• 选段:
::::::
AI 缓存_API 网关(API Gateway)-阿里云帮助中心

本文介绍AI 缓存。

简介

LLM 结果缓存插件，默认配置方式可以直接用于OpenAI协议的结果缓存，同时支持流式和非流式响应的缓存。

配置说明

名称	数据类型	填写要求	默认值	描述
cacheKeyFrom.requestBody	string	选填	"messages.@reverse.0.content"	从请求 Body 中基于 GJSON PATH 语法提取字符串。
cacheValueFrom.responseBody	string	选填	"choices.0.message.content"	从响应 Body 中基于 GJSON PATH 语法提取字符串。
cacheStreamValueFrom.responseBody	string	选填	"choices.0.delta.content"	从流式响应 Body 中基于 GJSON PATH 语法提取字符串。
cacheKeyPrefix	string	选填	"higress-ai-cache"	Redis缓存Key的前缀。
cacheTTL	integer	选填	0	缓存的过期时间，单位是秒，默认值为0，即永不过期。
redis.serviceName	string	必填	-	Redis 服务名称，带服务类型的完整 FQDN 名称，例如 my-redis.dns、redis.my-ns.svc.cluster.local。
redis.servicePort	integer	选填	6379	Redis 服务端口。
redis.timeout	integer	选填	1000	请求Redis 的超时时间，单位为毫秒。
redis.username	string	选填	-	登录 Redis 的用户名。
redis.password	string	选填	-	登录 Redis 的密码。
returnResponseTemplate	string	选填	`{"id":"from-cache","choices":[%s],"model":"gpt-4o","object":"chat.completion","usage":{"prompt_tokens":0,"completion_tokens":0,"total_tokens":0}}`	返回 HTTP 响应的模板，用 %s 标记需要被 cache value 替换的部分。
::::::
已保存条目
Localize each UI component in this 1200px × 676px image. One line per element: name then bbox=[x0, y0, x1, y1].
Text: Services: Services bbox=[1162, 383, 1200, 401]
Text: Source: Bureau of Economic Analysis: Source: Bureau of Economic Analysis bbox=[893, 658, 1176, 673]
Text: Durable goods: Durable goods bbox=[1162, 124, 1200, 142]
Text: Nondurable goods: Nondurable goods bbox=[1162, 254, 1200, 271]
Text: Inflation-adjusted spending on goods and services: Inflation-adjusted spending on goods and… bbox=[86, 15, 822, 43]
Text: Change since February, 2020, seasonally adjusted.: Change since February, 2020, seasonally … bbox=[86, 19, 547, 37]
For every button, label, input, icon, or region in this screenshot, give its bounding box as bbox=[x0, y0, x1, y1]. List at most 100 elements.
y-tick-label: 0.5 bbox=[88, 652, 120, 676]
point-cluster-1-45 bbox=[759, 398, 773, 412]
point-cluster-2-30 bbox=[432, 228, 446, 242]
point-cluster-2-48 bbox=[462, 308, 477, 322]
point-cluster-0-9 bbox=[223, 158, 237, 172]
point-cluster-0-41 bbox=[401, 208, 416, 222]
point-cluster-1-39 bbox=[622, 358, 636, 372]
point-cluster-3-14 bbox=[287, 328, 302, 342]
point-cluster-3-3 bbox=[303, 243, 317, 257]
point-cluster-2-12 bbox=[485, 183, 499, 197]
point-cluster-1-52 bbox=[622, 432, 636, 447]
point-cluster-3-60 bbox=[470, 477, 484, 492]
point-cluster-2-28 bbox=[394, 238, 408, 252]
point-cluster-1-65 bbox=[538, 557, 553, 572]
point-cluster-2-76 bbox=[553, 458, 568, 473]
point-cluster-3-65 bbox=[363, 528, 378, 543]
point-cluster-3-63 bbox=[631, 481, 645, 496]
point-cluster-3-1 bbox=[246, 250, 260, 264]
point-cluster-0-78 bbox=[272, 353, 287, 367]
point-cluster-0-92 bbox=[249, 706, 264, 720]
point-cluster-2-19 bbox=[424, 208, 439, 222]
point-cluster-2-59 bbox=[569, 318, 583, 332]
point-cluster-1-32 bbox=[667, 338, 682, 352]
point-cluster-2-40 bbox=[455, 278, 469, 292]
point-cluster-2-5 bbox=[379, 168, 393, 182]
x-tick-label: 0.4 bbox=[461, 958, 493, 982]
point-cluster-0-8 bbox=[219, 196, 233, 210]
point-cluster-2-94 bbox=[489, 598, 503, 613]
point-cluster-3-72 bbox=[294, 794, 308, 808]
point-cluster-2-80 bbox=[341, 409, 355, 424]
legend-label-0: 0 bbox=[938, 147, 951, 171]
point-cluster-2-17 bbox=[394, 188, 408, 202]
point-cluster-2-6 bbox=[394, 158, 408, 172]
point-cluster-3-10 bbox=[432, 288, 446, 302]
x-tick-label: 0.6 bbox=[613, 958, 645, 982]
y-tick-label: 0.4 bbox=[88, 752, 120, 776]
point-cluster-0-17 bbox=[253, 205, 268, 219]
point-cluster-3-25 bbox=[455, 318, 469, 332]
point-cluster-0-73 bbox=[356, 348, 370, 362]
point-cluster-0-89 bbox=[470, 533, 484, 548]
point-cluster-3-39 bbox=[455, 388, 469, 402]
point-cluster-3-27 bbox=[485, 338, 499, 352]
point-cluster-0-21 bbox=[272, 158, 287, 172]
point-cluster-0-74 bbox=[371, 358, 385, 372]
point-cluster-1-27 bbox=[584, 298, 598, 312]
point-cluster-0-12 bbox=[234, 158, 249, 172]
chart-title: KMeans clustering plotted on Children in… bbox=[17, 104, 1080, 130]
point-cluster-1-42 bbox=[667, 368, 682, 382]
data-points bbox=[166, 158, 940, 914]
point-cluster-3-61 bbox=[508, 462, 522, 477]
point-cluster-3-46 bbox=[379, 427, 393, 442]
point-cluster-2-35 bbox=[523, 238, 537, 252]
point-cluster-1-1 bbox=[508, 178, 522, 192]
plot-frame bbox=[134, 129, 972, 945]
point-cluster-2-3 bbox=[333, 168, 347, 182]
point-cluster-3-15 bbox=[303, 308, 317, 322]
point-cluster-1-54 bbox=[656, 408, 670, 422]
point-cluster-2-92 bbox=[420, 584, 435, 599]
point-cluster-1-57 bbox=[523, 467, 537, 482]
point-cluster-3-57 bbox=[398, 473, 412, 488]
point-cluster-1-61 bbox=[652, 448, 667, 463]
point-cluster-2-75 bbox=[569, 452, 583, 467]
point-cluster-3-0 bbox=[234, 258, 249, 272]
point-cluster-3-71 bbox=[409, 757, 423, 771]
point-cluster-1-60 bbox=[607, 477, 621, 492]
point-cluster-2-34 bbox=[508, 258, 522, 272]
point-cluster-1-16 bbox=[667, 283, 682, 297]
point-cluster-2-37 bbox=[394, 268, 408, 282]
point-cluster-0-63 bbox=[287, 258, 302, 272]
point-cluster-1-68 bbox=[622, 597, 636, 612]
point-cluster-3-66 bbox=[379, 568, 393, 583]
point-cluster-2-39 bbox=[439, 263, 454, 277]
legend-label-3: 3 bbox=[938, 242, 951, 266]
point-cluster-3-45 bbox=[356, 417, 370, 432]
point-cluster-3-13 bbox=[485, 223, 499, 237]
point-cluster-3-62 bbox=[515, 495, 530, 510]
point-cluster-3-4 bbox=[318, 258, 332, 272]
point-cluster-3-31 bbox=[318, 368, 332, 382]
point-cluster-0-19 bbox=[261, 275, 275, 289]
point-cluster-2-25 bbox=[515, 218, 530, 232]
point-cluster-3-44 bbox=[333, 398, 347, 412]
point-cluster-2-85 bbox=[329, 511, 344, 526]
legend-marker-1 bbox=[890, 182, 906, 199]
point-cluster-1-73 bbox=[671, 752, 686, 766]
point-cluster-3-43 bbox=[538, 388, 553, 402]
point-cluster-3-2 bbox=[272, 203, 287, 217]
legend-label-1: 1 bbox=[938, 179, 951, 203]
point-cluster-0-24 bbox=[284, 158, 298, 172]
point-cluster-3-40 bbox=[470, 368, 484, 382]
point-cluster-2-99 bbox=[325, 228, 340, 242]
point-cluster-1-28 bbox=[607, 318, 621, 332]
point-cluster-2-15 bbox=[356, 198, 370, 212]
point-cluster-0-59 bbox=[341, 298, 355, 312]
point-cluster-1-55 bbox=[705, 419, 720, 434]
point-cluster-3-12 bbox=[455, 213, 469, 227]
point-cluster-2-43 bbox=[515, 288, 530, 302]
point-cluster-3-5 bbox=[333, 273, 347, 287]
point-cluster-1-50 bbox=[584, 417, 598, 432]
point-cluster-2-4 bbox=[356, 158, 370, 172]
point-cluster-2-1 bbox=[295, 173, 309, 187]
::::::
• 完成练习:
A – 能否把 AI 缓存文档中从“LLM 结果缓存插件，默认配”开始、一直到“FQDN 名称，例如 my-redis.dns、redis.my-ns.svc.cluster.local。”为止的内容一字不差地抄录下来？
B – AI 缓存文档在最后一行之后该怎样接下去？请续写下一部分。
这些记录在本练习中用不上。

• 参考答案:
A –
LLM 结果缓存插件，默认配置方式可以直接用于OpenAI协议的结果缓存，同时支持流式和非流式响应的缓存。

配置说明

名称	数据类型	填写要求	默认值	描述
cacheKeyFrom.requestBody	string	选填	"messages.@reverse.0.content"	从请求 Body 中基于 GJSON PATH 语法提取字符串。
cacheValueFrom.responseBody	string	选填	"choices.0.message.content"	从响应 Body 中基于 GJSON PATH 语法提取字符串。
cacheStreamValueFrom.responseBody	string	选填	"choices.0.delta.content"	从流式响应 Body 中基于 GJSON PATH 语法提取字符串。
cacheKeyPrefix	string	选填	"higress-ai-cache"	Redis缓存Key的前缀。
cacheTTL	integer	选填	0	缓存的过期时间，单位是秒，默认值为0，即永不过期。
redis.serviceName	string	必填	-	Redis 服务名称，带服务类型的完整 FQDN 名称，例如 my-redis.dns、redis.my-ns.svc.cluster.local。

B –
returnStreamResponseTemplate	string	选填	`data:{"id":"from-cache","choices":[{"index":0,"delta":{"role":"assistant","content":"%s"},"finish_reason":"stop"}],"model":"gpt-4o","object":"chat.completion","usage":{"prompt_tokens":0,"completion_tokens":0,"total_tokens":0}}\n\ndata:[DONE]\n\n`	返回流式 HTTP 响应的模板，用 %s 标记需要被 cache value 替换的部分。

配置示例

redis:
  serviceName: my-redis.dns
  timeout: 2000

进阶用法

当前默认的缓存 key 是基于 GJSON PATH 的表达式：messages.@reverse.0.content提取，含义是把 messages 数组反转后取第一项的 content。
GJSON PATH 支持条件判断语法，例如希望取最后一个 role 为 user 的 content 作为 key，可以写成：messages.@reverse.#(role=="user").content。
如果希望将所有 role 为 user 的 content 拼成一个数组作为 key，可以写成：messages.@reverse.#(role=="user")#.content。
还可以支持管道语法，例如希望取到数第二个 role 为 user 的 content 作为 key，可以写成：messages.@reverse.#(role=="user")#.content|1。
更多用法可以参考官方文档，可以使用GJSON Playground进行语法测试。